**EXERCISE BRIEF:**
Your task is to write out the complete listing exactly as it is shown.

◆ ◆ ◆ ◆ ◆

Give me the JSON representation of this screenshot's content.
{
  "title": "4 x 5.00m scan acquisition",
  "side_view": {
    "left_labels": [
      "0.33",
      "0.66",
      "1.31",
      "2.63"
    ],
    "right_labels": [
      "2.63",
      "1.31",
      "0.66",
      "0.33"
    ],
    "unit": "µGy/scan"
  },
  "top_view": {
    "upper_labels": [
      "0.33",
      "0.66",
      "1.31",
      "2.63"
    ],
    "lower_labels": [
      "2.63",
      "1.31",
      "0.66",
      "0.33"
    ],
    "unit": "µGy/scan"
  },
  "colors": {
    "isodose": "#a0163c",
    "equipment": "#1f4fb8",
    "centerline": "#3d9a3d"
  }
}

◆ ◆ ◆ ◆ ◆

**TASK RESPONSE:**
Give me the JSON representation of this screenshot's content.
{
  "title": "4 x 5.00m scan acquisition",
  "side_view": {
    "left_labels": [
      "0.33",
      "0.66",
      "1.31",
      "2.63"
    ],
    "right_labels": [
      "2.63",
      "1.31",
      "0.66",
      "0.33"
    ],
    "unit": "µGy/scan"
  },
  "top_view": {
    "upper_labels": [
      "0.33",
      "0.66",
      "1.31",
      "2.63"
    ],
    "lower_labels": [
      "2.63",
      "1.31",
      "0.66",
      "0.33"
    ],
    "unit": "µGy/scan"
  },
  "colors": {
    "isodose": "#a0163c",
    "equipment": "#1f4fb8",
    "centerline": "#3d9a3d"
  }
}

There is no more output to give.